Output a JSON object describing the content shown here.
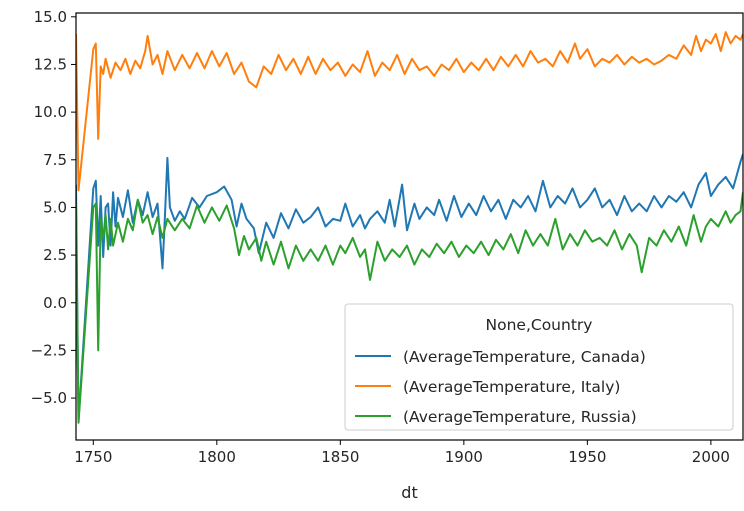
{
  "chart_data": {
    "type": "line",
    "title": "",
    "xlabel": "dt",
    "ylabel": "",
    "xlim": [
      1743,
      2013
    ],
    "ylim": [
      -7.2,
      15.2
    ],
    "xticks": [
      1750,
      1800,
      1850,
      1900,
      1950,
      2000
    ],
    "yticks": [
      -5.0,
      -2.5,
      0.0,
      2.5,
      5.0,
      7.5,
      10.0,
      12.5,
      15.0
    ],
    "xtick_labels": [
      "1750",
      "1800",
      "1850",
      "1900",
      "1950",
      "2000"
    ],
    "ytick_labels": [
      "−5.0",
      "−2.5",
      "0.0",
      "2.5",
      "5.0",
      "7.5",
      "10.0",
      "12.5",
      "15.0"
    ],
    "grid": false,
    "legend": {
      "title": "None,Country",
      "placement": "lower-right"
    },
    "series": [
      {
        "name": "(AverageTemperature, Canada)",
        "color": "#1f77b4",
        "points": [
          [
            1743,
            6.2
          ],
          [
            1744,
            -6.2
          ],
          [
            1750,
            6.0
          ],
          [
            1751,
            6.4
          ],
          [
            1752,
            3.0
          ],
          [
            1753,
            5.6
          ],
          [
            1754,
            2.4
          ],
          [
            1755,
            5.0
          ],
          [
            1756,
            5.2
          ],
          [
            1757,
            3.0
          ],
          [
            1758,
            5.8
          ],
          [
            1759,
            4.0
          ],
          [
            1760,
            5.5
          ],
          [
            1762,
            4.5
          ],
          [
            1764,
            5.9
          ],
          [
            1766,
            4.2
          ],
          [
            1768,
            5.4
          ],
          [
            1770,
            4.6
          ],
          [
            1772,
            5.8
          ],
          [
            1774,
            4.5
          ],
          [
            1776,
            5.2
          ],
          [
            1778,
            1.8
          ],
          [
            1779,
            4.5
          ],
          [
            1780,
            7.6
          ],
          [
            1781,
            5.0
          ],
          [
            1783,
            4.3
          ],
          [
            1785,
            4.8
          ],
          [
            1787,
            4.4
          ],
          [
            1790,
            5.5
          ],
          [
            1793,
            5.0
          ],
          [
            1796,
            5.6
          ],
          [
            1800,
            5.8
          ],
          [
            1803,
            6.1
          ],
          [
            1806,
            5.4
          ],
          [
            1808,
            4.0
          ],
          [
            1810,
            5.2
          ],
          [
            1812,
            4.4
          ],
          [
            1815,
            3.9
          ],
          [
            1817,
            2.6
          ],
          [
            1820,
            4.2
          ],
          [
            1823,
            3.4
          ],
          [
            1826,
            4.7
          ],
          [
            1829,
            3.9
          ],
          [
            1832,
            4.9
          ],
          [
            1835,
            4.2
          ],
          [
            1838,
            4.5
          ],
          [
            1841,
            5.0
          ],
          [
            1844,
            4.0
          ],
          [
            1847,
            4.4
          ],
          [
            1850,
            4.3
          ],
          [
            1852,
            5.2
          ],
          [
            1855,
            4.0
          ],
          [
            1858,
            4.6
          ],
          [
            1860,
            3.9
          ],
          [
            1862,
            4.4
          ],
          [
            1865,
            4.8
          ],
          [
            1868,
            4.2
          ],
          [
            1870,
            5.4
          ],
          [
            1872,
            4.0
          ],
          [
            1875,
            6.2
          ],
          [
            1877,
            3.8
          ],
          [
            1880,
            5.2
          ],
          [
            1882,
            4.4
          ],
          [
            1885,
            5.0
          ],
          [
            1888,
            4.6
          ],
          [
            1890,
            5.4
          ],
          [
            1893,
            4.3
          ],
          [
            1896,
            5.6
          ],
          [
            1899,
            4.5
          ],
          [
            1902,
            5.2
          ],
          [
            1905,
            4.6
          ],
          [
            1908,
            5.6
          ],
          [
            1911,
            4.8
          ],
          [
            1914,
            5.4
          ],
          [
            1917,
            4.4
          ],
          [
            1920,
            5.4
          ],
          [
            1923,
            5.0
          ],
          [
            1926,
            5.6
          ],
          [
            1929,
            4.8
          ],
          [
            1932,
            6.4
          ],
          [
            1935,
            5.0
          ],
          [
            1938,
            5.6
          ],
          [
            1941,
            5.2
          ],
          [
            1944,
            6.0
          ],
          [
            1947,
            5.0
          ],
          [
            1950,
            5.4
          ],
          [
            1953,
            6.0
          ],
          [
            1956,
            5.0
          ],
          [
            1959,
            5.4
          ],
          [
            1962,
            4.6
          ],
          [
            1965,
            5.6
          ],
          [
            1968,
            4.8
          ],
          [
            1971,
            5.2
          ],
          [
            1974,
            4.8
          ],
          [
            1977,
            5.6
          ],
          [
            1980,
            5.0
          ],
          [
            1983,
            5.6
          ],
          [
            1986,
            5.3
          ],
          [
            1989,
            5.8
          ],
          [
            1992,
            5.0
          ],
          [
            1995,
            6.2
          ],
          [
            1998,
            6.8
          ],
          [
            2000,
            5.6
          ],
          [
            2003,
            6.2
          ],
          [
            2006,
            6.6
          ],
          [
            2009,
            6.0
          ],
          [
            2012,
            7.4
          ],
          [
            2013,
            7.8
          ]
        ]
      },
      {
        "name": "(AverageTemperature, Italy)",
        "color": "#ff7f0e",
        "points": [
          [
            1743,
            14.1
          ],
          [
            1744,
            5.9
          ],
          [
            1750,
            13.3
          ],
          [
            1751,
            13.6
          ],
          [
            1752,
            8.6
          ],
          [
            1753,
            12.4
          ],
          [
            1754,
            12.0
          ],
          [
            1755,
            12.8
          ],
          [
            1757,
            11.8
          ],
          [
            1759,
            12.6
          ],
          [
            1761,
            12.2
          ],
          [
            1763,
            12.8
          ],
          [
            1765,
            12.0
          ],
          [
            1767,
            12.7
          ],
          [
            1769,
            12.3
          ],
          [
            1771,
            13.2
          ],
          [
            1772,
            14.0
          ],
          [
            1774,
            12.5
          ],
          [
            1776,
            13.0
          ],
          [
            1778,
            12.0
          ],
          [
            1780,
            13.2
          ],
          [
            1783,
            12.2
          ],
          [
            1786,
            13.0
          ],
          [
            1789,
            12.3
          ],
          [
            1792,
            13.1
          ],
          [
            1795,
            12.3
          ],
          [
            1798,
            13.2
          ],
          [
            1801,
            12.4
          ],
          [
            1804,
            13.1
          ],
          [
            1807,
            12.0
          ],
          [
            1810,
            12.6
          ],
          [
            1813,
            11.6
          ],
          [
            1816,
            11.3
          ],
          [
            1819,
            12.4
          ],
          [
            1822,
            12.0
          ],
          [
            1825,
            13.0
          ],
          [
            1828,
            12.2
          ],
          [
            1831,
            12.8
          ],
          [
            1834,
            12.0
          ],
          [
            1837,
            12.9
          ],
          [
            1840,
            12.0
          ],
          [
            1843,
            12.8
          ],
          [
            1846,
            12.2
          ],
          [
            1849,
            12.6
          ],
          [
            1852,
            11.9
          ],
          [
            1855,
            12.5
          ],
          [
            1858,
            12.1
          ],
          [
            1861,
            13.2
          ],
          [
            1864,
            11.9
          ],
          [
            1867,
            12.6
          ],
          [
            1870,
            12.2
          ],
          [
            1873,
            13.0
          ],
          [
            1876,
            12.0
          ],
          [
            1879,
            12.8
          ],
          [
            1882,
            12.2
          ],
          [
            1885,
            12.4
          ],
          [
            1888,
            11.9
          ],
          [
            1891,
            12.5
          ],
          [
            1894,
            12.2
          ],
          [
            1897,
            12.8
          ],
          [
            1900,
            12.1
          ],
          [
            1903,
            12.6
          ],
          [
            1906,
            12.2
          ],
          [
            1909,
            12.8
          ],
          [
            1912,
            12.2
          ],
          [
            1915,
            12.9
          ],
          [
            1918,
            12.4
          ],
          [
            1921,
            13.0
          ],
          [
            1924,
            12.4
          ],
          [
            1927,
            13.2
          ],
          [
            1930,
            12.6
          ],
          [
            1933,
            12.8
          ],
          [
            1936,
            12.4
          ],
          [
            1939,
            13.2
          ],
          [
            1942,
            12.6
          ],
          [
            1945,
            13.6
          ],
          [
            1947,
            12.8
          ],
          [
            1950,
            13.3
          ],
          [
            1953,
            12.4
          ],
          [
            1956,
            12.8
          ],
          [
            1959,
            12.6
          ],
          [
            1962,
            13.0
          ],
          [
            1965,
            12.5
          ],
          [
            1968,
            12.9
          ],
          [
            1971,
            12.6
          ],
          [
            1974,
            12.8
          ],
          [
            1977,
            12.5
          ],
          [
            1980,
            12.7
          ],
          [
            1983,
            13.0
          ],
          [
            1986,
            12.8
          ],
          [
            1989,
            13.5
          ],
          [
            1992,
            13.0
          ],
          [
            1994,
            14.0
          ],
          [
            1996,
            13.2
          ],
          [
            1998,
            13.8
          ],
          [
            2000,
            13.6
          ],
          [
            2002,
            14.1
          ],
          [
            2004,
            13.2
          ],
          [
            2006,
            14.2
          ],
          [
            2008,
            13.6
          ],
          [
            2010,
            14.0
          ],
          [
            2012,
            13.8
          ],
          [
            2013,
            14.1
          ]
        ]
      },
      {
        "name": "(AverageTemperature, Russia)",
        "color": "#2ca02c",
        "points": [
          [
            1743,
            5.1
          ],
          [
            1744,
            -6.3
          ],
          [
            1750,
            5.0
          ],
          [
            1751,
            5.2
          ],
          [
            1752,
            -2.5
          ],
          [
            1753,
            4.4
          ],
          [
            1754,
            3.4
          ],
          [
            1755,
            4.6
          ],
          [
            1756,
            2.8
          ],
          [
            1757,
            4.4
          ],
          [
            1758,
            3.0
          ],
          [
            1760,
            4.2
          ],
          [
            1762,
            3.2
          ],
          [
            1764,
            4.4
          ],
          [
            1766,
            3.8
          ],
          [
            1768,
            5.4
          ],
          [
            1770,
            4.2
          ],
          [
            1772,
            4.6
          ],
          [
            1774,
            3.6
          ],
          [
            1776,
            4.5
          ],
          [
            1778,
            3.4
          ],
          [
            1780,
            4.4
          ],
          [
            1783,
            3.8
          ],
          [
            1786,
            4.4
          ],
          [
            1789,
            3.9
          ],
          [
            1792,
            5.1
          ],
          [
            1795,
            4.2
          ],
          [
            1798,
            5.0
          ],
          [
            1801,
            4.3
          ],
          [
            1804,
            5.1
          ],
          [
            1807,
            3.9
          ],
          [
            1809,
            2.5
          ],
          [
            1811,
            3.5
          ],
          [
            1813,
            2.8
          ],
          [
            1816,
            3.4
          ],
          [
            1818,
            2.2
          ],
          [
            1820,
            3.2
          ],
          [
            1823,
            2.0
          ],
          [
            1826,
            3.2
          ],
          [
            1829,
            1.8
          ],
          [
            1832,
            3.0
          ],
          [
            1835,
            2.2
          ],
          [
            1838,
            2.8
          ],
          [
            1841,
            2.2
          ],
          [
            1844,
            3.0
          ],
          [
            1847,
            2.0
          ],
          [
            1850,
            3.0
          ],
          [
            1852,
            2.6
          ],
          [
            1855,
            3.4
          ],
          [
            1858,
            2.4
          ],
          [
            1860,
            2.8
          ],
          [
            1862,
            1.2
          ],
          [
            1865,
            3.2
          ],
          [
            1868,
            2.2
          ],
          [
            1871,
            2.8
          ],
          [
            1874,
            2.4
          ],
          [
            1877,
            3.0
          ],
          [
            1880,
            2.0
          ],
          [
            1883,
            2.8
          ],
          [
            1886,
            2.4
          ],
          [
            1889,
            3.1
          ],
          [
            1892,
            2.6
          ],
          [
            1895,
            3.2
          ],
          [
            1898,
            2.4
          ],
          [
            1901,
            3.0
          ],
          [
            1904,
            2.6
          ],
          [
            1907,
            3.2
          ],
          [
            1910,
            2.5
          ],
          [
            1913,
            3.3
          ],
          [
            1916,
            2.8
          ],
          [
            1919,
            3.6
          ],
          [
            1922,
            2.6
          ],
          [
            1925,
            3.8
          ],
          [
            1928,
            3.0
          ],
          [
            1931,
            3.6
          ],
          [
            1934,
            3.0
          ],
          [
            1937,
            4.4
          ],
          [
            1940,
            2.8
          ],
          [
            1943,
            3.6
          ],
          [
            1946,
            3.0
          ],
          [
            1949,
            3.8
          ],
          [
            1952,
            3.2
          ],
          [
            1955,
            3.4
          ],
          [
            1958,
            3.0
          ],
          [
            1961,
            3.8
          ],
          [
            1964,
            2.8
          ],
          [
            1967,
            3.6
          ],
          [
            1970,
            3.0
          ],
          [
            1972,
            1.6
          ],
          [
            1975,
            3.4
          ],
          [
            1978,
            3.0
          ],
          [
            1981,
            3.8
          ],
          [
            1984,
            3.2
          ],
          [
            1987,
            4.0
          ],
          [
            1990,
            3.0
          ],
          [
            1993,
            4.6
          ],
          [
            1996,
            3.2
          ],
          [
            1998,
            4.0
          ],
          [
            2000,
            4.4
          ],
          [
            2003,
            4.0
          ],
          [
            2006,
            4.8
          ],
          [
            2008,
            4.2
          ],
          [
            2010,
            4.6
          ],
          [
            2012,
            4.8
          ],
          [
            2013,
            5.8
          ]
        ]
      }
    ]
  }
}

──────────────────────────────

▶ [Task statement] In the records above, find the lines containing "color" and copy them.

▶ [Problem solution]
        "color": "#1f77b4",
        "color": "#ff7f0e",
        "color": "#2ca02c",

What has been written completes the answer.